■ **Written exercise**
In the entries below, find every line holding the string "Service" and collect it.

■ **Excerpt from a dataset**
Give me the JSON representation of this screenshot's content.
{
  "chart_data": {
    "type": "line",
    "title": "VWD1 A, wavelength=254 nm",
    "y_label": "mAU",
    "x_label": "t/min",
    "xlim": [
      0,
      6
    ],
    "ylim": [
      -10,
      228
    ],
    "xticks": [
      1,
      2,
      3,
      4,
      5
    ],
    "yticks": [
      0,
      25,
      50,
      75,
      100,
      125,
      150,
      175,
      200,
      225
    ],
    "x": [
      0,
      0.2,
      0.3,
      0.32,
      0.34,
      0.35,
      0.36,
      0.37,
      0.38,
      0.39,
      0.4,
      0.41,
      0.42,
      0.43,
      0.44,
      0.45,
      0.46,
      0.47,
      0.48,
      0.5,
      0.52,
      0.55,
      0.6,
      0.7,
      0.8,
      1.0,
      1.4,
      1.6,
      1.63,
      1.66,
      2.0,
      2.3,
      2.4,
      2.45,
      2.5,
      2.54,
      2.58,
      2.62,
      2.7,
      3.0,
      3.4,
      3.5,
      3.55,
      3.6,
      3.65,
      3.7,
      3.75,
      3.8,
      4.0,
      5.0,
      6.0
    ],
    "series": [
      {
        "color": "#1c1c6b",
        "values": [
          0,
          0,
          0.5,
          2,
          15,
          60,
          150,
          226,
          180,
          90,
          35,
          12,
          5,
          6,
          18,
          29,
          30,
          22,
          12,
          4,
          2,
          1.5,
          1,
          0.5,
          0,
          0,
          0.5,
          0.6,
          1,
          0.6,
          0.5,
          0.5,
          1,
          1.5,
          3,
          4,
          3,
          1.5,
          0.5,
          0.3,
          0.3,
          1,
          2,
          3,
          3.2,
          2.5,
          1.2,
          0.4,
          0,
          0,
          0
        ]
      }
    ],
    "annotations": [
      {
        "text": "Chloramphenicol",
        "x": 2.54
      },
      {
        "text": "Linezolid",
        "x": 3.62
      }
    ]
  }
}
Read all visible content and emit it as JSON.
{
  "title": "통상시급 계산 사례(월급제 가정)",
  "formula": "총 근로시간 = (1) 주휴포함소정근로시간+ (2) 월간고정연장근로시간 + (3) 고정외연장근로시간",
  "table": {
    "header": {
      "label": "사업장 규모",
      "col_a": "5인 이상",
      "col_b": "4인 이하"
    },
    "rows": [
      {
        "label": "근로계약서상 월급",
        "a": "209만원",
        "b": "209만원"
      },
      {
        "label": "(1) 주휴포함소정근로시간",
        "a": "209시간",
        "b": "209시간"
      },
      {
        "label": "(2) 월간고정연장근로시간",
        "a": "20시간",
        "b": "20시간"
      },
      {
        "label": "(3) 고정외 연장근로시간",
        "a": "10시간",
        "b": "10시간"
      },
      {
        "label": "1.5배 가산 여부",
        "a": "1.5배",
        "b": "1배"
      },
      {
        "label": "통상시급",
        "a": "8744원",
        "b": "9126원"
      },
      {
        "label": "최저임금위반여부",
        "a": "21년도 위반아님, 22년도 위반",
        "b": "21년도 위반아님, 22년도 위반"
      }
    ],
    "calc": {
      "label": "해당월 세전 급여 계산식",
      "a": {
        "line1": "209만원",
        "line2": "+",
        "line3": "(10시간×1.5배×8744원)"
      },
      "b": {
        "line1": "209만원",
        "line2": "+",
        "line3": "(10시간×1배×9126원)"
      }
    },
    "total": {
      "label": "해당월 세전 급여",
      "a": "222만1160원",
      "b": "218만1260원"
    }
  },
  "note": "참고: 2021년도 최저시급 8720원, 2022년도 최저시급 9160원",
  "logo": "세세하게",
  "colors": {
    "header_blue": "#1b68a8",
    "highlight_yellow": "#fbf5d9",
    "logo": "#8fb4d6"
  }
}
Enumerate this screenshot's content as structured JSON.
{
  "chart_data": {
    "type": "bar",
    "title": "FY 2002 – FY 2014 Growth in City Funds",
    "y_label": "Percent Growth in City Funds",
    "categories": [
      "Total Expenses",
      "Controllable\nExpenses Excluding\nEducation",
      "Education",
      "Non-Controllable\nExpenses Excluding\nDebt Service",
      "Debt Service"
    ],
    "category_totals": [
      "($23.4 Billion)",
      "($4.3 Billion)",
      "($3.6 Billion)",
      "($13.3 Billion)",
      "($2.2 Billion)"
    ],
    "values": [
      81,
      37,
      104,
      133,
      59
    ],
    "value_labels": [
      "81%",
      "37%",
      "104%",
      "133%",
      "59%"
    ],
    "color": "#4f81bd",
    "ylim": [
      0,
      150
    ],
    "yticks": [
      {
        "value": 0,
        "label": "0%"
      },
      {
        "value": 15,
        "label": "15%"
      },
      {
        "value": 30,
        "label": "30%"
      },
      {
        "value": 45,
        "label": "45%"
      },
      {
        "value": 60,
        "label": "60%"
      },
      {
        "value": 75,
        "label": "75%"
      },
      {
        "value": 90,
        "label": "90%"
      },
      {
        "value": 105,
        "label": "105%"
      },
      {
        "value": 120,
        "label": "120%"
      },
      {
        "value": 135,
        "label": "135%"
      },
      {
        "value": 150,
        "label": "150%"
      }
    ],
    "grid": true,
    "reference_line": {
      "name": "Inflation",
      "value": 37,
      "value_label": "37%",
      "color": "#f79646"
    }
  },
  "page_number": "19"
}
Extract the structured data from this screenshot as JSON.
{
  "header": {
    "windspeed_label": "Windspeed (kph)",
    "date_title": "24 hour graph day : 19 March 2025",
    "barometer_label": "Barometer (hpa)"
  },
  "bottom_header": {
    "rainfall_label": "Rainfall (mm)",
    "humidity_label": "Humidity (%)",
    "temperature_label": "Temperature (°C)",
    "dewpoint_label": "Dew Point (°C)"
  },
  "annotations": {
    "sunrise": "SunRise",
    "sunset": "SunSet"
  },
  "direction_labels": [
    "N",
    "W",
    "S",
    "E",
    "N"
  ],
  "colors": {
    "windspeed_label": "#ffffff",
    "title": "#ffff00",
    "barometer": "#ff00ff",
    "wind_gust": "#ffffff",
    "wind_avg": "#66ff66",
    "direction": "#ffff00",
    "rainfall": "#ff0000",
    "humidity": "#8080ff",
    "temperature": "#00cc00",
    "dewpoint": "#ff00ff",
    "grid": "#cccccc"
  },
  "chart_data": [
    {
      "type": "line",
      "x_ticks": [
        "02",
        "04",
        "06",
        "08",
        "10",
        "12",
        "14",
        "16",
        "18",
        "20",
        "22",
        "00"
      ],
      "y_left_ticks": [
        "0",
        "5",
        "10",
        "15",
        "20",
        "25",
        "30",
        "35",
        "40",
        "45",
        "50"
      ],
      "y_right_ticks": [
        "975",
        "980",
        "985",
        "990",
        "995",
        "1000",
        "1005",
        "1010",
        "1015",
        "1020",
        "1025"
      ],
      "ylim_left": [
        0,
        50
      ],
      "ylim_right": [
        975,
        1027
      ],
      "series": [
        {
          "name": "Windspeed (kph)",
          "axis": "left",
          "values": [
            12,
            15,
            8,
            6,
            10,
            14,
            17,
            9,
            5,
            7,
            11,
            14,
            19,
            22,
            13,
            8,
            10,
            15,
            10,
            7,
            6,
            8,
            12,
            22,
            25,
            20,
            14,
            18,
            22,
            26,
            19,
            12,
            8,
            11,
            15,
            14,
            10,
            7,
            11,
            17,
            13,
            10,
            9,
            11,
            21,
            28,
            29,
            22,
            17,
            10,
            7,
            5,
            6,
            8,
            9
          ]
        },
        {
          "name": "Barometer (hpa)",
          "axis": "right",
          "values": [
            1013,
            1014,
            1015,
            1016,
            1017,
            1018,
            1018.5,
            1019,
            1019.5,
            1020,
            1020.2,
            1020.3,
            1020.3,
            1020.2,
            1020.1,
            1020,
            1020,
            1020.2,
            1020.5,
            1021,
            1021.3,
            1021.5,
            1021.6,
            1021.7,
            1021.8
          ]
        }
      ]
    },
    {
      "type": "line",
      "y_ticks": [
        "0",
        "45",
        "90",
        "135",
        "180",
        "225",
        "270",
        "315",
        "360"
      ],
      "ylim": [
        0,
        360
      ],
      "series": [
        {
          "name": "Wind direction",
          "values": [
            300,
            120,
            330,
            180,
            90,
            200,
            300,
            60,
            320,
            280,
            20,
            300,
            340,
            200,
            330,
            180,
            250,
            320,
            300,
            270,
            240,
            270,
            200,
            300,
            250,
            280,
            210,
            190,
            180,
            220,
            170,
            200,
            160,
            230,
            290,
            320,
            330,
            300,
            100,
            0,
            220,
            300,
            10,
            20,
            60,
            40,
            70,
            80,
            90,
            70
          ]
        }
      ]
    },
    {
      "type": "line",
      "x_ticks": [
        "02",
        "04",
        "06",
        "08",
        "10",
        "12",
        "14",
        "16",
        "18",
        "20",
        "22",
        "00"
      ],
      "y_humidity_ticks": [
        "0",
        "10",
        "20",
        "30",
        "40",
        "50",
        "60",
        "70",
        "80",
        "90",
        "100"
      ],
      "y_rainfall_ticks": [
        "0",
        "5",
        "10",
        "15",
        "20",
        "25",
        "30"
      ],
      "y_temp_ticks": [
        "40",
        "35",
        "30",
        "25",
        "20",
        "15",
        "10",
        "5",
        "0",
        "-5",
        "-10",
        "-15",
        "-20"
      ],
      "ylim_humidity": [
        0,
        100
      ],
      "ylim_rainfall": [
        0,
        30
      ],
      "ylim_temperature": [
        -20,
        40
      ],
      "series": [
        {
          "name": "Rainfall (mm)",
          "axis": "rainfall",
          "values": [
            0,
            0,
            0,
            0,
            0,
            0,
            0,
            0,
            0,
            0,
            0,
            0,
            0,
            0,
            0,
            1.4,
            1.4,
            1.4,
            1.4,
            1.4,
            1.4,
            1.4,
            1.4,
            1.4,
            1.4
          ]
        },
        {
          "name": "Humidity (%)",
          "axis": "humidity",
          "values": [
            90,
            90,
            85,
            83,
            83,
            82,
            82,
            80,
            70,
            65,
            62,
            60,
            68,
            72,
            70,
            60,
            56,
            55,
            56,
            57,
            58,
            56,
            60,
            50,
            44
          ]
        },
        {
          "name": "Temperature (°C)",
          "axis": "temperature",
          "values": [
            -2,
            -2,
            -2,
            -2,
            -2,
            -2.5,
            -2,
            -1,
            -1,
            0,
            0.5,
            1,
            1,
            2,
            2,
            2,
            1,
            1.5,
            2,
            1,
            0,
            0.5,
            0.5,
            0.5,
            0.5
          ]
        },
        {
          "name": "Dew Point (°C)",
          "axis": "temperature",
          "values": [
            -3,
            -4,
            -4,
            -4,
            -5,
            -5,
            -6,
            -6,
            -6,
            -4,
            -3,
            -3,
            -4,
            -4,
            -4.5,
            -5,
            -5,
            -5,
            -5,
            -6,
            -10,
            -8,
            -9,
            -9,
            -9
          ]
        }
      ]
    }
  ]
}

■ **Full response**
      "Non-Controllable\nExpenses Excluding\nDebt Service",
      "Debt Service"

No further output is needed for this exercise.